Scan the material that follows. Copy every line containing the word "尼山书院之经典诵读活动".

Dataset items
━━━━━━━━━━━━━━━━━━━━

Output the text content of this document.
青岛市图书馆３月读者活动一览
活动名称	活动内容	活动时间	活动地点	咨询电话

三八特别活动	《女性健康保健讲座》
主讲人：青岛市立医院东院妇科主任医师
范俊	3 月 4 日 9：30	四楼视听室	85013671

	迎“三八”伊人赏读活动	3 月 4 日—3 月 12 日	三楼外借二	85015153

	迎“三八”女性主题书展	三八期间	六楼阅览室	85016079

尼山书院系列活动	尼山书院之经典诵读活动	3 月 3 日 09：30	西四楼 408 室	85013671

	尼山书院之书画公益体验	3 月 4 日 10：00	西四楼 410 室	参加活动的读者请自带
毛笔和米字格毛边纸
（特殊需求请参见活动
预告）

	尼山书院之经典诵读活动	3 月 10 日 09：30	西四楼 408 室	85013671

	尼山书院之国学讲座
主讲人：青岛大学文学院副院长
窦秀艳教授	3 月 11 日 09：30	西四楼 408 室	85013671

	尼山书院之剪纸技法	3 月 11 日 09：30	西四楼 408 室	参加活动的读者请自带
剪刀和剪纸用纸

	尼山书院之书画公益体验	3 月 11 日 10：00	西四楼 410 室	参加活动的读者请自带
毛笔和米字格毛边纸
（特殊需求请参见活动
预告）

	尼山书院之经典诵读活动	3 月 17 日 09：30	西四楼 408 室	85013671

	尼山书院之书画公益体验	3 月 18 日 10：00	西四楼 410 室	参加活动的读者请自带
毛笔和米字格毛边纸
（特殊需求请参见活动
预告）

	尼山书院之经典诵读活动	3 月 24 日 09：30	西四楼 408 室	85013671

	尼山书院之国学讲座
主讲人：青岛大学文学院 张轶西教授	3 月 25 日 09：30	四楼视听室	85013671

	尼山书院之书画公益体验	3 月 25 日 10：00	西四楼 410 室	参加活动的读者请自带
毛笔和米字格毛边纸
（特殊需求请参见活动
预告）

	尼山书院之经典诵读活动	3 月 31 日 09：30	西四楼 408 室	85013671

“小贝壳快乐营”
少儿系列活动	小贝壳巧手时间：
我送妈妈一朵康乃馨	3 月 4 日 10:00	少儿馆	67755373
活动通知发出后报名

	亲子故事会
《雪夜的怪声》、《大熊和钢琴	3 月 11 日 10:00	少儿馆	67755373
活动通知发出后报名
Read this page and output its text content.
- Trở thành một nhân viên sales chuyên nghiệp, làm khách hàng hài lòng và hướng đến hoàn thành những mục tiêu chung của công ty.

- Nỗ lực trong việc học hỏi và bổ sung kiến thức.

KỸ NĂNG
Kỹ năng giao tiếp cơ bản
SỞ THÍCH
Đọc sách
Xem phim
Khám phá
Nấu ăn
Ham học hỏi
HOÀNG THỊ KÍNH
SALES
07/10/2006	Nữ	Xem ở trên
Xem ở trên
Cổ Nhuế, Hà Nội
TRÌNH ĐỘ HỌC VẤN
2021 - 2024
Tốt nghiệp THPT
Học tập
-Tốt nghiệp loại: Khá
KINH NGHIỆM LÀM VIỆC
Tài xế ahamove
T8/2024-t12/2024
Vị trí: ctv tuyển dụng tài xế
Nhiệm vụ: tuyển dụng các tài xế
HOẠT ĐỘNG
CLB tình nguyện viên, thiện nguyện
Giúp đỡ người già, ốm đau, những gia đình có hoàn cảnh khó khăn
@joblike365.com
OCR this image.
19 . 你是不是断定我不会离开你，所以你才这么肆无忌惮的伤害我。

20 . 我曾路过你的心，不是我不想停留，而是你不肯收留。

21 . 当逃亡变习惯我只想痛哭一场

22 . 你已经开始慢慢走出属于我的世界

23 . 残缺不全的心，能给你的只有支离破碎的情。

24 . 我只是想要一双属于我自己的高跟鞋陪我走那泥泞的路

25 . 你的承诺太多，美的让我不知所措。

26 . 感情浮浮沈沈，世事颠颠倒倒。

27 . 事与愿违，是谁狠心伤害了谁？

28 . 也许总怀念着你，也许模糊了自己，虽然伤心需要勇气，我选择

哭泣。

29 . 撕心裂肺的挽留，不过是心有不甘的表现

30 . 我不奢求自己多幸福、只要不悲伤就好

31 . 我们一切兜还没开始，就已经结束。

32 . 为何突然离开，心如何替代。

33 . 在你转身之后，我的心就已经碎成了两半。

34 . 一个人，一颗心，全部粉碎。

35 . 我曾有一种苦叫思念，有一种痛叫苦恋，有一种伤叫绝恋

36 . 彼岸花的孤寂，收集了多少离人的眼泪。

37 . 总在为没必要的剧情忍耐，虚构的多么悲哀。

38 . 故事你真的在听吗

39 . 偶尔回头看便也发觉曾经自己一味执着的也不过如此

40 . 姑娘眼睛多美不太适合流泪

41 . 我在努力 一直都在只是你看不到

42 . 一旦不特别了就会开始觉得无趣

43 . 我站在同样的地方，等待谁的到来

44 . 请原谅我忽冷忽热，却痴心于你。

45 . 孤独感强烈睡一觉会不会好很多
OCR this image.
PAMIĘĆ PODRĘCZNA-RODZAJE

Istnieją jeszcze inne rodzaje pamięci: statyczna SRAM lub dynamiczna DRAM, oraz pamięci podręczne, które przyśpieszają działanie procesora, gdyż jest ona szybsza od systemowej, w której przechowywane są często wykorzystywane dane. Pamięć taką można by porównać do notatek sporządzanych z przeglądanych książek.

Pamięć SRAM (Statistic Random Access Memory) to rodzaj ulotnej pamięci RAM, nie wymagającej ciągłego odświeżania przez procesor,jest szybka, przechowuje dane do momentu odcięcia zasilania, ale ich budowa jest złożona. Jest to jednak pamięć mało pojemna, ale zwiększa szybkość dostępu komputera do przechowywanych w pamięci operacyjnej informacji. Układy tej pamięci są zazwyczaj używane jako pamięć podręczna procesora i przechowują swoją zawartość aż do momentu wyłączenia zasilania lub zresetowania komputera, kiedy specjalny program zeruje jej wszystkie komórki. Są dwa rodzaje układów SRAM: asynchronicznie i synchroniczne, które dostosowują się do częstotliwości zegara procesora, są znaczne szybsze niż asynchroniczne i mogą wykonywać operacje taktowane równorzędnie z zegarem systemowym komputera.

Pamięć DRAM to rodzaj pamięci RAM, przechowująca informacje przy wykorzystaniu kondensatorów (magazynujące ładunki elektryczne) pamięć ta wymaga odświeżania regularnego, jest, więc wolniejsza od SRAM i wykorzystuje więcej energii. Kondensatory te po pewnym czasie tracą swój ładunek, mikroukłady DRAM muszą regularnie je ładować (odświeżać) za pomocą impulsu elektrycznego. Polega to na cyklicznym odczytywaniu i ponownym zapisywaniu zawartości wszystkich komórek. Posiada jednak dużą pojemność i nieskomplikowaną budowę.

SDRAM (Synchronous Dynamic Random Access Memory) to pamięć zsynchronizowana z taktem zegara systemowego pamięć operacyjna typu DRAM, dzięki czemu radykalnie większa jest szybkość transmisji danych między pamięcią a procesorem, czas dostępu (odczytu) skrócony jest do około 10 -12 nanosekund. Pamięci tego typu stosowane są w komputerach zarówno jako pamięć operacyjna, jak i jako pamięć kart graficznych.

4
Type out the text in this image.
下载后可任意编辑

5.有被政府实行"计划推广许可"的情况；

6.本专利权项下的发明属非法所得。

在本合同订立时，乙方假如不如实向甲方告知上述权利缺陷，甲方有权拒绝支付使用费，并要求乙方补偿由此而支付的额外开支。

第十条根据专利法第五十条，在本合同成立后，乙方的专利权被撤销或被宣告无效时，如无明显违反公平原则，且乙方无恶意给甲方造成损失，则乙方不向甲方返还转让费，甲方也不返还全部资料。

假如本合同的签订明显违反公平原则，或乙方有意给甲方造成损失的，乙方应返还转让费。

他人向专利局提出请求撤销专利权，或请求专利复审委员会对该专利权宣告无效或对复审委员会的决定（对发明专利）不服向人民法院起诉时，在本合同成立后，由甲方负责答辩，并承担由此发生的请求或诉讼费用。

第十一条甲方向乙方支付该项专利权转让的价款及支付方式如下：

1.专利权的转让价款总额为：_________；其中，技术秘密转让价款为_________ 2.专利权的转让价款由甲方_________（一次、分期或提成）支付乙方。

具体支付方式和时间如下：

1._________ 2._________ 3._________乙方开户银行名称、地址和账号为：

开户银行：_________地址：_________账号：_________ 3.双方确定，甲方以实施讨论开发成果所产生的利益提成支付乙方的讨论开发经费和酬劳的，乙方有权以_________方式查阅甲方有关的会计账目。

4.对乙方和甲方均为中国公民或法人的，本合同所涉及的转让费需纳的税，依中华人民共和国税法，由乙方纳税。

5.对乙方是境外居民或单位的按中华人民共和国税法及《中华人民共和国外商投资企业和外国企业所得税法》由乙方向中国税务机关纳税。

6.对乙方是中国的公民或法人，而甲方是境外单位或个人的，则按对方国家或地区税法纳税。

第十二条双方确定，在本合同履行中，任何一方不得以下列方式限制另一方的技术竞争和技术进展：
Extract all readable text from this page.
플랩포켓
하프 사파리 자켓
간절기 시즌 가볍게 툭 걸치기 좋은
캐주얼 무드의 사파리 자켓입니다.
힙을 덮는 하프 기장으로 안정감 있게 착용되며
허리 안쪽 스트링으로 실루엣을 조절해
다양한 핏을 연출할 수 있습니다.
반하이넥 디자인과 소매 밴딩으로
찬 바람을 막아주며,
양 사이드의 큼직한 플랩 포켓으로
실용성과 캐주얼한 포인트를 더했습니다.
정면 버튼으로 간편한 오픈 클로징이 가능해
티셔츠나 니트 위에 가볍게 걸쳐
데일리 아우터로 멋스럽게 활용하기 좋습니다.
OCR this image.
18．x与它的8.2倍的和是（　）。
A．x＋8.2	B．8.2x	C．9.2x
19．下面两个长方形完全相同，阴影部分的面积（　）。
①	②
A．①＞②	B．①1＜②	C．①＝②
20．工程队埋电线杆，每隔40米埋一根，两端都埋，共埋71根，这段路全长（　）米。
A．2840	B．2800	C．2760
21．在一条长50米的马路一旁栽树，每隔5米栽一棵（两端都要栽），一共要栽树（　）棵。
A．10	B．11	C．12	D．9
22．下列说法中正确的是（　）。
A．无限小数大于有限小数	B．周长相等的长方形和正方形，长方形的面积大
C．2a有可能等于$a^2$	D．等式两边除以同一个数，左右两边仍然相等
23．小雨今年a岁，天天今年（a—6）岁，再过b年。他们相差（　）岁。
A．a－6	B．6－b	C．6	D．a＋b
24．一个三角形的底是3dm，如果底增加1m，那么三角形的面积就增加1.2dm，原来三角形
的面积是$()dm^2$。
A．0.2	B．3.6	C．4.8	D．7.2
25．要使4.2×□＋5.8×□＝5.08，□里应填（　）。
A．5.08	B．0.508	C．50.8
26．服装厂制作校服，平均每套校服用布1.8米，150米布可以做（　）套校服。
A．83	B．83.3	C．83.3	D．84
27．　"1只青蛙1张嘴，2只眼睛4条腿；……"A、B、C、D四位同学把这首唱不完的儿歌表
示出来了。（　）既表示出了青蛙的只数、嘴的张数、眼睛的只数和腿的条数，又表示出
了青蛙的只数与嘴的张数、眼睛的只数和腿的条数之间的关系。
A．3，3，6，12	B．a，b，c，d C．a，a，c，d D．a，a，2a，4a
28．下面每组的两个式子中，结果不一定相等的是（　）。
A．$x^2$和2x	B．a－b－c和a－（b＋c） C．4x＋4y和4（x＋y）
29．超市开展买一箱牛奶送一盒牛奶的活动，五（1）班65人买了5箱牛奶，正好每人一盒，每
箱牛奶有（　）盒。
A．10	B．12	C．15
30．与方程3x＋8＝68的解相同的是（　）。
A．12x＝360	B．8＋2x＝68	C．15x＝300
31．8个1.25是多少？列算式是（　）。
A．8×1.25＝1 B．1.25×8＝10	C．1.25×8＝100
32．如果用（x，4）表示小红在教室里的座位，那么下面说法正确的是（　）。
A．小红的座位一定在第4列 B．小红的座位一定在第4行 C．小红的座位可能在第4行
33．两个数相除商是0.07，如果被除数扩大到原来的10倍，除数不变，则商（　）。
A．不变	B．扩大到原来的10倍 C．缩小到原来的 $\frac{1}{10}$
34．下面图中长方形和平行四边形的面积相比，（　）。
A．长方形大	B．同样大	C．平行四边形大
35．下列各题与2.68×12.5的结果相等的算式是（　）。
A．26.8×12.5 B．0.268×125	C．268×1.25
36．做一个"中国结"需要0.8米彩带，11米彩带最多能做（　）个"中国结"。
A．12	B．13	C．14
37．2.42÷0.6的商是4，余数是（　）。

━━━━━━━━━━━━━━━━━━━━

*Result for this exercise*.
尼山书院系列活动	尼山书院之经典诵读活动	3 月 3 日 09：30	西四楼 408 室	85013671
	尼山书院之经典诵读活动	3 月 10 日 09：30	西四楼 408 室	85013671
	尼山书院之经典诵读活动	3 月 17 日 09：30	西四楼 408 室	85013671
	尼山书院之经典诵读活动	3 月 24 日 09：30	西四楼 408 室	85013671
	尼山书院之经典诵读活动	3 月 31 日 09：30	西四楼 408 室	85013671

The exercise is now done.